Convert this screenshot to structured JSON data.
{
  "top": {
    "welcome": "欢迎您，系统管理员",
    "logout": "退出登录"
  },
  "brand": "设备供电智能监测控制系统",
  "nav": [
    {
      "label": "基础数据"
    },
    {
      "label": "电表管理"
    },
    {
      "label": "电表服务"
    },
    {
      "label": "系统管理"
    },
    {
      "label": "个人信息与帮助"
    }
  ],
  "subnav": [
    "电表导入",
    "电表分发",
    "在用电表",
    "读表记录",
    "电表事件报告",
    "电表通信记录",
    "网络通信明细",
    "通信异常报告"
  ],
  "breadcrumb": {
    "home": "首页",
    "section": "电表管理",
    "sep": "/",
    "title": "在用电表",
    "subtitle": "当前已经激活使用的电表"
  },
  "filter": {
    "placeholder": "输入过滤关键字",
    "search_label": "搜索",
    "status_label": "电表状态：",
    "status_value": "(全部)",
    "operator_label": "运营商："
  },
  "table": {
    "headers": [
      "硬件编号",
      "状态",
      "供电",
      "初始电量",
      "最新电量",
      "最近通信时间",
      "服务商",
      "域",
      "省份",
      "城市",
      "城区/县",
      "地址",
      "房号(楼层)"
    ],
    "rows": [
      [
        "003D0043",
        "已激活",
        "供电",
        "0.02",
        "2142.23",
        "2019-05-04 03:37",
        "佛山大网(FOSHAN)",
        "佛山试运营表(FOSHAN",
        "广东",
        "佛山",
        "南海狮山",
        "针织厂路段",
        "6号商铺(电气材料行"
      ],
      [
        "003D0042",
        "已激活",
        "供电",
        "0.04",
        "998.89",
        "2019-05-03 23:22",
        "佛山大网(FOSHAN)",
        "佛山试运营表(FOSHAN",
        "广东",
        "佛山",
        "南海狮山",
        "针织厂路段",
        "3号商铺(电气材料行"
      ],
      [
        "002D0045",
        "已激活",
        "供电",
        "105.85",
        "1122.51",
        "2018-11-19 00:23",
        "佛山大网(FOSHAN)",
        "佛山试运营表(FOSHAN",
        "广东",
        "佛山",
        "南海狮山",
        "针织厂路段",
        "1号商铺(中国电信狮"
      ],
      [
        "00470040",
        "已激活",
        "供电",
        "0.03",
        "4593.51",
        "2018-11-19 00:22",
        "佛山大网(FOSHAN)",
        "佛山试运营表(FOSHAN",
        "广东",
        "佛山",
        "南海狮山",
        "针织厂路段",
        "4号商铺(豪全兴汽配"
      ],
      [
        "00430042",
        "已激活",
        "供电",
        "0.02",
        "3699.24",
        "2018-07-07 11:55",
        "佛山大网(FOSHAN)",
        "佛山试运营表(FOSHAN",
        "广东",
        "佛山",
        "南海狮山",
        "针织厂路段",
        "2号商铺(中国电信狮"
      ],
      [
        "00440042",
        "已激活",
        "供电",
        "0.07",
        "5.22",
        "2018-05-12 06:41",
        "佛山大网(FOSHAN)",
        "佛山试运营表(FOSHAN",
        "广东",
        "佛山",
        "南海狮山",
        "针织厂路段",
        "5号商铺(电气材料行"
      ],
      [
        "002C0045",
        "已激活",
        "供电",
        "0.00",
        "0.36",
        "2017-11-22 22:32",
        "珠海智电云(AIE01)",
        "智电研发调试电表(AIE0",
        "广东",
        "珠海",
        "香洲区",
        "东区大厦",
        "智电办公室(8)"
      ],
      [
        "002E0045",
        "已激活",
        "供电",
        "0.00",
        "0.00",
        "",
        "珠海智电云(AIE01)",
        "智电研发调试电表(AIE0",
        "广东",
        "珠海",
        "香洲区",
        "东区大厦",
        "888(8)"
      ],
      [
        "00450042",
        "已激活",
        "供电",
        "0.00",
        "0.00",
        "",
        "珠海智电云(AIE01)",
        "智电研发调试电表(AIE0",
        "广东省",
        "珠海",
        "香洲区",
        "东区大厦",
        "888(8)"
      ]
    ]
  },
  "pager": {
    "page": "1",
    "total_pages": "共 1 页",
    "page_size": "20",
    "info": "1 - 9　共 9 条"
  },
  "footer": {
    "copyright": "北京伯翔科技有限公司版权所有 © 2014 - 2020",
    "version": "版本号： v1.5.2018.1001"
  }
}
- - -
## Direction
The records above are to be copied in full, exactly as written.

## Problem solution
Convert this screenshot to structured JSON data.
{
  "top": {
    "welcome": "欢迎您，系统管理员",
    "logout": "退出登录"
  },
  "brand": "设备供电智能监测控制系统",
  "nav": [
    {
      "label": "基础数据"
    },
    {
      "label": "电表管理"
    },
    {
      "label": "电表服务"
    },
    {
      "label": "系统管理"
    },
    {
      "label": "个人信息与帮助"
    }
  ],
  "subnav": [
    "电表导入",
    "电表分发",
    "在用电表",
    "读表记录",
    "电表事件报告",
    "电表通信记录",
    "网络通信明细",
    "通信异常报告"
  ],
  "breadcrumb": {
    "home": "首页",
    "section": "电表管理",
    "sep": "/",
    "title": "在用电表",
    "subtitle": "当前已经激活使用的电表"
  },
  "filter": {
    "placeholder": "输入过滤关键字",
    "search_label": "搜索",
    "status_label": "电表状态：",
    "status_value": "(全部)",
    "operator_label": "运营商："
  },
  "table": {
    "headers": [
      "硬件编号",
      "状态",
      "供电",
      "初始电量",
      "最新电量",
      "最近通信时间",
      "服务商",
      "域",
      "省份",
      "城市",
      "城区/县",
      "地址",
      "房号(楼层)"
    ],
    "rows": [
      [
        "003D0043",
        "已激活",
        "供电",
        "0.02",
        "2142.23",
        "2019-05-04 03:37",
        "佛山大网(FOSHAN)",
        "佛山试运营表(FOSHAN",
        "广东",
        "佛山",
        "南海狮山",
        "针织厂路段",
        "6号商铺(电气材料行"
      ],
      [
        "003D0042",
        "已激活",
        "供电",
        "0.04",
        "998.89",
        "2019-05-03 23:22",
        "佛山大网(FOSHAN)",
        "佛山试运营表(FOSHAN",
        "广东",
        "佛山",
        "南海狮山",
        "针织厂路段",
        "3号商铺(电气材料行"
      ],
      [
        "002D0045",
        "已激活",
        "供电",
        "105.85",
        "1122.51",
        "2018-11-19 00:23",
        "佛山大网(FOSHAN)",
        "佛山试运营表(FOSHAN",
        "广东",
        "佛山",
        "南海狮山",
        "针织厂路段",
        "1号商铺(中国电信狮"
      ],
      [
        "00470040",
        "已激活",
        "供电",
        "0.03",
        "4593.51",
        "2018-11-19 00:22",
        "佛山大网(FOSHAN)",
        "佛山试运营表(FOSHAN",
        "广东",
        "佛山",
        "南海狮山",
        "针织厂路段",
        "4号商铺(豪全兴汽配"
      ],
      [
        "00430042",
        "已激活",
        "供电",
        "0.02",
        "3699.24",
        "2018-07-07 11:55",
        "佛山大网(FOSHAN)",
        "佛山试运营表(FOSHAN",
        "广东",
        "佛山",
        "南海狮山",
        "针织厂路段",
        "2号商铺(中国电信狮"
      ],
      [
        "00440042",
        "已激活",
        "供电",
        "0.07",
        "5.22",
        "2018-05-12 06:41",
        "佛山大网(FOSHAN)",
        "佛山试运营表(FOSHAN",
        "广东",
        "佛山",
        "南海狮山",
        "针织厂路段",
        "5号商铺(电气材料行"
      ],
      [
        "002C0045",
        "已激活",
        "供电",
        "0.00",
        "0.36",
        "2017-11-22 22:32",
        "珠海智电云(AIE01)",
        "智电研发调试电表(AIE0",
        "广东",
        "珠海",
        "香洲区",
        "东区大厦",
        "智电办公室(8)"
      ],
      [
        "002E0045",
        "已激活",
        "供电",
        "0.00",
        "0.00",
        "",
        "珠海智电云(AIE01)",
        "智电研发调试电表(AIE0",
        "广东",
        "珠海",
        "香洲区",
        "东区大厦",
        "888(8)"
      ],
      [
        "00450042",
        "已激活",
        "供电",
        "0.00",
        "0.00",
        "",
        "珠海智电云(AIE01)",
        "智电研发调试电表(AIE0",
        "广东省",
        "珠海",
        "香洲区",
        "东区大厦",
        "888(8)"
      ]
    ]
  },
  "pager": {
    "page": "1",
    "total_pages": "共 1 页",
    "page_size": "20",
    "info": "1 - 9　共 9 条"
  },
  "footer": {
    "copyright": "北京伯翔科技有限公司版权所有 © 2014 - 2020",
    "version": "版本号： v1.5.2018.1001"
  }
}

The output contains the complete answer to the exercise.